(Fragmento seleccionado)
───
La Selección Argentina ya puso la mira en el partido de este martes frente a Egipto por los octavos de final del Mundial 2026. Aunque el rival promete ser una exigente prueba para el equipo de Lionel Scaloni, el conjunto albiceleste recibió una buena noticia en la previa: las condiciones climáticas no jugarán en contra como ocurrió en el último encuentro.
El compromiso se disputará desde las 13 (hora argentina) en el Mercedes-Benz Stadium, un estadio con techo retráctil y sistema de climatización que permitirá disputar el partido en un ambiente controlado, pese a que en el exterior se esperan temperaturas cercanas a los 33 grados.
El calor no será un obstáculo
A diferencia del cruce frente a Cabo Verde, jugado en Miami, donde la humedad y las altas temperaturas provocaron un importante desgaste físico, esta vez la Selección podrá jugar sin ese condicionante.
En aquel partido, varios futbolistas terminaron con calambres, entre ellos Enzo Fernández y Facundo Medina, quienes fueron de los más afectados por el esfuerzo realizado bajo un intenso calor.
Además, el encuentro debió definirse en tiempo suplementario, lo que incrementó aún más el desgaste del plantel dirigido por Lionel Scaloni.
Un desafío de otra magnitud
Si bien el aspecto físico aparece como una ventaja respecto al partido anterior, en el cuerpo técnico saben que el compromiso ante Egipto será de máxima exigencia.
El seleccionado africano llega con confianza y buscará dar el golpe en los octavos de final, por lo que Argentina deberá mantener la concentración para seguir avanzando en la Copa del Mundo.
Con un estadio climatizado y sin el agobiante calor de Miami, la Albiceleste intentará aprovechar las mejores condiciones para enfocarse únicamente en el desafío futbolístico y buscar un lugar entre los ocho mejores del Mundial.
───
(Material proporcionado)

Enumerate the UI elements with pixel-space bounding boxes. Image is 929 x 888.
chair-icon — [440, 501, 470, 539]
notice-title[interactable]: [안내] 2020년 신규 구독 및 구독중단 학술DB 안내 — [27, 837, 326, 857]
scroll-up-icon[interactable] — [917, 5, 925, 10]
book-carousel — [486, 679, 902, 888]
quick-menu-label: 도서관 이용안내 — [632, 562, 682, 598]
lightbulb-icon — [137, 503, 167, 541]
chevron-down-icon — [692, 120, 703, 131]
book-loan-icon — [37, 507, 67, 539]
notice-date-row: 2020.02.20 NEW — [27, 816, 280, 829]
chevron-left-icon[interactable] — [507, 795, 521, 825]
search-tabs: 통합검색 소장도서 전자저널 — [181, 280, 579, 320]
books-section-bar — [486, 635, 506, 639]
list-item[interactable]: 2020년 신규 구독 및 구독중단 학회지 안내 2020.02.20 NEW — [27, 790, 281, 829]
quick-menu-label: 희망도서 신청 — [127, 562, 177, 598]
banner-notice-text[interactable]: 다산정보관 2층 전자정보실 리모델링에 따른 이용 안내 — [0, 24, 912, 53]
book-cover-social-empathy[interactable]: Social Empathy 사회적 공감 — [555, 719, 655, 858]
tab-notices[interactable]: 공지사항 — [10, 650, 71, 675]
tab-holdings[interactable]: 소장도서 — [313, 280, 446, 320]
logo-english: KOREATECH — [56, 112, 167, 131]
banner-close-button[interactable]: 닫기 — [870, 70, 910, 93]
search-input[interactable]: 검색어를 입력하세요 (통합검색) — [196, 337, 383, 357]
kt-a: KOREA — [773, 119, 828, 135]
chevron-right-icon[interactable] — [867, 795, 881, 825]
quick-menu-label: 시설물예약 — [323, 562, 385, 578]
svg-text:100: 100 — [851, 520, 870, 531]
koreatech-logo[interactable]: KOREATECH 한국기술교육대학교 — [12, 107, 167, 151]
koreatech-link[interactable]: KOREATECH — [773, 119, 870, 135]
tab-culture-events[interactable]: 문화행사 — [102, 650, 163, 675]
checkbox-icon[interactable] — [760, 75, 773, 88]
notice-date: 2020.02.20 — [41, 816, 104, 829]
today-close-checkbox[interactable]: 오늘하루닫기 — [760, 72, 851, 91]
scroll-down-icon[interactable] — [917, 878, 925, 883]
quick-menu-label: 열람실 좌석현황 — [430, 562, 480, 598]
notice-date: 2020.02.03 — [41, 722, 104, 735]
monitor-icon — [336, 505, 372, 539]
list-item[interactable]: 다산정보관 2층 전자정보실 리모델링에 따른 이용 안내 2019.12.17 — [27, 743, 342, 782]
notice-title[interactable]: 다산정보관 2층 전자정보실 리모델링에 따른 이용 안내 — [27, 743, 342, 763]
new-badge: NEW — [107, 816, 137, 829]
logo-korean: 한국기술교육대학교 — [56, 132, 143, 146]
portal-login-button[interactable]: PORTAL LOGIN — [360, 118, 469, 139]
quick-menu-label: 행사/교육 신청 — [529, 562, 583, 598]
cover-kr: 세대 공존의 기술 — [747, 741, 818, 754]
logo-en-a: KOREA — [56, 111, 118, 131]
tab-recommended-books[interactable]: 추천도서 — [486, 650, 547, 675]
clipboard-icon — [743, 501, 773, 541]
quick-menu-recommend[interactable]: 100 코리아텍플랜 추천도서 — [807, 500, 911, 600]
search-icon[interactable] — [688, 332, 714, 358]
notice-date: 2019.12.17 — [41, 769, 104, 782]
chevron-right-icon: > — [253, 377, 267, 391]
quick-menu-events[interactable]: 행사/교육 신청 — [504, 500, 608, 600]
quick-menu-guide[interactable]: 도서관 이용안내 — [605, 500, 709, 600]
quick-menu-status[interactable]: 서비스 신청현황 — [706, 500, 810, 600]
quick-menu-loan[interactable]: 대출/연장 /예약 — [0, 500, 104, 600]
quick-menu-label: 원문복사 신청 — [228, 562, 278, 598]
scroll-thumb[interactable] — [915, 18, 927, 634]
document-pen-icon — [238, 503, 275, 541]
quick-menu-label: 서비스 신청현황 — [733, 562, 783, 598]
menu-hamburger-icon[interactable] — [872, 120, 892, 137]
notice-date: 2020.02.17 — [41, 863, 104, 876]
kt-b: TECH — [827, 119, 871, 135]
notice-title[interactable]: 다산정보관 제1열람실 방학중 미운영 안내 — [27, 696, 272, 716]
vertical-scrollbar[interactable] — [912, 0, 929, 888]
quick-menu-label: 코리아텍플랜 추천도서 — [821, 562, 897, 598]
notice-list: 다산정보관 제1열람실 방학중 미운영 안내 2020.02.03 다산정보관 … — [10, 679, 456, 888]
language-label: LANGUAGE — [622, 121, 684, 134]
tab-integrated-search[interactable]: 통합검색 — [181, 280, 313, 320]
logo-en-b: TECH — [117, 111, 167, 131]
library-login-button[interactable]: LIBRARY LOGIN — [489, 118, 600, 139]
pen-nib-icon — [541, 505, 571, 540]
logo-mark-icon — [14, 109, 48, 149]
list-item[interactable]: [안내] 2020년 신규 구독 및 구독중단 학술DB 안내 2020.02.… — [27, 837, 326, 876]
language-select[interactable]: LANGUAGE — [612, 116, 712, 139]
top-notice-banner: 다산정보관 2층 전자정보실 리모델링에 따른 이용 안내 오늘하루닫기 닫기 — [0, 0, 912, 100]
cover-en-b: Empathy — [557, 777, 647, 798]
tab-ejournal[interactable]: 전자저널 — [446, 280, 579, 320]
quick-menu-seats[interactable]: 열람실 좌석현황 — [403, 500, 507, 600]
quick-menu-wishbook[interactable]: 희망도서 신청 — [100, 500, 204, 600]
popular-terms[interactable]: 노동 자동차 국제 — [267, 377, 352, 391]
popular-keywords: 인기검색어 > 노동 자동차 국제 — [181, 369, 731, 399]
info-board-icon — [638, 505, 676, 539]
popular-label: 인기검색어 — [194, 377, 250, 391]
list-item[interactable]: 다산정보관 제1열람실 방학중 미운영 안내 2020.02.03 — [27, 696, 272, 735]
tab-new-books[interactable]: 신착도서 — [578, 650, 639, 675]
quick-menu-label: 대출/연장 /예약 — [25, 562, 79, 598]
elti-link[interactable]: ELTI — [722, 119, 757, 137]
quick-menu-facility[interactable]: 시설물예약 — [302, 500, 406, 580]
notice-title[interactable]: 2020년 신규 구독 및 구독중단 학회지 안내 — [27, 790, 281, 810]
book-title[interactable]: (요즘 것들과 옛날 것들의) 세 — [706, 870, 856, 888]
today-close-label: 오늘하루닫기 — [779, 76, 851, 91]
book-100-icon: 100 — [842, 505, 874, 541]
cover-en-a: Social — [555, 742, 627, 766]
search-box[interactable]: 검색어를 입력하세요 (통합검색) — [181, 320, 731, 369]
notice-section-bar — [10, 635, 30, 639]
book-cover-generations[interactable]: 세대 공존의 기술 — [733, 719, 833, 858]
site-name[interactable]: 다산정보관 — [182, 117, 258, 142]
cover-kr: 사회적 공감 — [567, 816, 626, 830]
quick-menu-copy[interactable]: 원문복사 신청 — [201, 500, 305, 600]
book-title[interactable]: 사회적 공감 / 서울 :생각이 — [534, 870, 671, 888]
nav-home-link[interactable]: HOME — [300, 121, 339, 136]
───
Transcribe sin cambios el pasaje de la nota sobre el partido entre Argentina y Egipto que comienza con "En aquel partido, varios" y sigue hasta "por Lionel Scaloni.".

En aquel partido, varios futbolistas terminaron con calambres, entre ellos Enzo Fernández y Facundo Medina, quienes fueron de los más afectados por el esfuerzo realizado bajo un intenso calor.
Además, el encuentro debió definirse en tiempo suplementario, lo que incrementó aún más el desgaste del plantel dirigido por Lionel Scaloni.